● **WHAT NEEDS TO BE DONE**
Write out all entries word for word.
################
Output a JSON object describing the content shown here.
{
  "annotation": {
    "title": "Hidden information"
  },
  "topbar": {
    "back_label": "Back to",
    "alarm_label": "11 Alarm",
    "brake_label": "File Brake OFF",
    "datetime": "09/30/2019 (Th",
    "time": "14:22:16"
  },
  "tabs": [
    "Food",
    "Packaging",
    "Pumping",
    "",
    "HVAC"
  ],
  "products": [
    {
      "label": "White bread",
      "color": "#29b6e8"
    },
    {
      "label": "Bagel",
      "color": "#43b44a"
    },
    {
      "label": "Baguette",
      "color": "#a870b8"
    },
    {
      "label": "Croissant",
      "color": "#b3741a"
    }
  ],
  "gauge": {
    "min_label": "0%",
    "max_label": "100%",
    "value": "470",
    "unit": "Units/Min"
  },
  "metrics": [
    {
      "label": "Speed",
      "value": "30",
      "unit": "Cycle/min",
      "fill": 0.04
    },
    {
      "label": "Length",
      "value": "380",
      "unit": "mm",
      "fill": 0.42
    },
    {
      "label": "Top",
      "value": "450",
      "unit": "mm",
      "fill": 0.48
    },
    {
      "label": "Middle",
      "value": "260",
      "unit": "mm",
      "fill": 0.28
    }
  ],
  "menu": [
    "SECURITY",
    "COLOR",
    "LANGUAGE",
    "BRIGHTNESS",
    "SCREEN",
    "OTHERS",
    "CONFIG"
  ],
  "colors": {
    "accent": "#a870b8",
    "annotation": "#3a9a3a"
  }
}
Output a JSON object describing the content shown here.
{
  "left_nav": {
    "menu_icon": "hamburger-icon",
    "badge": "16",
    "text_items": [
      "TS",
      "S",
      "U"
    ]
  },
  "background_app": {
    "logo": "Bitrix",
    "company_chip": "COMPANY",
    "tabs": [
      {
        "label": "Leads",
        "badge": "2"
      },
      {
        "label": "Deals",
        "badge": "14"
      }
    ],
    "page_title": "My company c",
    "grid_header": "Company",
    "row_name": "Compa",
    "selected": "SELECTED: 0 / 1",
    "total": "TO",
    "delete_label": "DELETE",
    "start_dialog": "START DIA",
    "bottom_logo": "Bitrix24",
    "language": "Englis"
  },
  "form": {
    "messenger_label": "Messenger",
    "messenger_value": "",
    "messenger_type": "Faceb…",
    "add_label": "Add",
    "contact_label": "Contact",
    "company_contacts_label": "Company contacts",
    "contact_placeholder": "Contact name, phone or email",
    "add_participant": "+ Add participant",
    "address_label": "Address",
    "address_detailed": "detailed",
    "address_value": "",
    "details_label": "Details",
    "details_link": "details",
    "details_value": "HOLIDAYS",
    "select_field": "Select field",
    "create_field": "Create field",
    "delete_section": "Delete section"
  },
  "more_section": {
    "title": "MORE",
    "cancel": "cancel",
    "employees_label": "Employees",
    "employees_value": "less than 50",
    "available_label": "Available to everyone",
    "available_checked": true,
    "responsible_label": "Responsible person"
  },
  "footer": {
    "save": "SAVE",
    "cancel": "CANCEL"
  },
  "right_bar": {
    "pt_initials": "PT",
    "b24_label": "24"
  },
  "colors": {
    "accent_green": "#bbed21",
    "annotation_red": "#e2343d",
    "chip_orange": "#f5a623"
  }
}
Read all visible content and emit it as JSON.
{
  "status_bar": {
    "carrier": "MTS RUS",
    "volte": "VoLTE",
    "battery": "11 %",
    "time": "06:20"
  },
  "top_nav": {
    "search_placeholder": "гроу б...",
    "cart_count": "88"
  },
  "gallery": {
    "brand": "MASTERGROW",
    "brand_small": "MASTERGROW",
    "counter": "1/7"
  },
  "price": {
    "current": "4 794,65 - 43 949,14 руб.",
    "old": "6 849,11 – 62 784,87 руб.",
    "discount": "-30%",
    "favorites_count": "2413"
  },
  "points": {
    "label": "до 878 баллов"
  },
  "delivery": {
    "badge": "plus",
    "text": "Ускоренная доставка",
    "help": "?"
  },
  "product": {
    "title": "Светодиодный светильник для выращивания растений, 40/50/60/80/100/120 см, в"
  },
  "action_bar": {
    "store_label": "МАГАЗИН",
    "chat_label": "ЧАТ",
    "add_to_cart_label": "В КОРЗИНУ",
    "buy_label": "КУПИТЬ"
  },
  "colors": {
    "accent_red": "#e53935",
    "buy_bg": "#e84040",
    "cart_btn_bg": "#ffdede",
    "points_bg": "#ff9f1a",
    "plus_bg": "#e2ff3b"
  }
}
################
● **TASK SOLUTION**
Output a JSON object describing the content shown here.
{
  "annotation": {
    "title": "Hidden information"
  },
  "topbar": {
    "back_label": "Back to",
    "alarm_label": "11 Alarm",
    "brake_label": "File Brake OFF",
    "datetime": "09/30/2019 (Th",
    "time": "14:22:16"
  },
  "tabs": [
    "Food",
    "Packaging",
    "Pumping",
    "",
    "HVAC"
  ],
  "products": [
    {
      "label": "White bread",
      "color": "#29b6e8"
    },
    {
      "label": "Bagel",
      "color": "#43b44a"
    },
    {
      "label": "Baguette",
      "color": "#a870b8"
    },
    {
      "label": "Croissant",
      "color": "#b3741a"
    }
  ],
  "gauge": {
    "min_label": "0%",
    "max_label": "100%",
    "value": "470",
    "unit": "Units/Min"
  },
  "metrics": [
    {
      "label": "Speed",
      "value": "30",
      "unit": "Cycle/min",
      "fill": 0.04
    },
    {
      "label": "Length",
      "value": "380",
      "unit": "mm",
      "fill": 0.42
    },
    {
      "label": "Top",
      "value": "450",
      "unit": "mm",
      "fill": 0.48
    },
    {
      "label": "Middle",
      "value": "260",
      "unit": "mm",
      "fill": 0.28
    }
  ],
  "menu": [
    "SECURITY",
    "COLOR",
    "LANGUAGE",
    "BRIGHTNESS",
    "SCREEN",
    "OTHERS",
    "CONFIG"
  ],
  "colors": {
    "accent": "#a870b8",
    "annotation": "#3a9a3a"
  }
}
Output a JSON object describing the content shown here.
{
  "left_nav": {
    "menu_icon": "hamburger-icon",
    "badge": "16",
    "text_items": [
      "TS",
      "S",
      "U"
    ]
  },
  "background_app": {
    "logo": "Bitrix",
    "company_chip": "COMPANY",
    "tabs": [
      {
        "label": "Leads",
        "badge": "2"
      },
      {
        "label": "Deals",
        "badge": "14"
      }
    ],
    "page_title": "My company c",
    "grid_header": "Company",
    "row_name": "Compa",
    "selected": "SELECTED: 0 / 1",
    "total": "TO",
    "delete_label": "DELETE",
    "start_dialog": "START DIA",
    "bottom_logo": "Bitrix24",
    "language": "Englis"
  },
  "form": {
    "messenger_label": "Messenger",
    "messenger_value": "",
    "messenger_type": "Faceb…",
    "add_label": "Add",
    "contact_label": "Contact",
    "company_contacts_label": "Company contacts",
    "contact_placeholder": "Contact name, phone or email",
    "add_participant": "+ Add participant",
    "address_label": "Address",
    "address_detailed": "detailed",
    "address_value": "",
    "details_label": "Details",
    "details_link": "details",
    "details_value": "HOLIDAYS",
    "select_field": "Select field",
    "create_field": "Create field",
    "delete_section": "Delete section"
  },
  "more_section": {
    "title": "MORE",
    "cancel": "cancel",
    "employees_label": "Employees",
    "employees_value": "less than 50",
    "available_label": "Available to everyone",
    "available_checked": true,
    "responsible_label": "Responsible person"
  },
  "footer": {
    "save": "SAVE",
    "cancel": "CANCEL"
  },
  "right_bar": {
    "pt_initials": "PT",
    "b24_label": "24"
  },
  "colors": {
    "accent_green": "#bbed21",
    "annotation_red": "#e2343d",
    "chip_orange": "#f5a623"
  }
}
Read all visible content and emit it as JSON.
{
  "status_bar": {
    "carrier": "MTS RUS",
    "volte": "VoLTE",
    "battery": "11 %",
    "time": "06:20"
  },
  "top_nav": {
    "search_placeholder": "гроу б...",
    "cart_count": "88"
  },
  "gallery": {
    "brand": "MASTERGROW",
    "brand_small": "MASTERGROW",
    "counter": "1/7"
  },
  "price": {
    "current": "4 794,65 - 43 949,14 руб.",
    "old": "6 849,11 – 62 784,87 руб.",
    "discount": "-30%",
    "favorites_count": "2413"
  },
  "points": {
    "label": "до 878 баллов"
  },
  "delivery": {
    "badge": "plus",
    "text": "Ускоренная доставка",
    "help": "?"
  },
  "product": {
    "title": "Светодиодный светильник для выращивания растений, 40/50/60/80/100/120 см, в"
  },
  "action_bar": {
    "store_label": "МАГАЗИН",
    "chat_label": "ЧАТ",
    "add_to_cart_label": "В КОРЗИНУ",
    "buy_label": "КУПИТЬ"
  },
  "colors": {
    "accent_red": "#e53935",
    "buy_bg": "#e84040",
    "cart_btn_bg": "#ffdede",
    "points_bg": "#ff9f1a",
    "plus_bg": "#e2ff3b"
  }
}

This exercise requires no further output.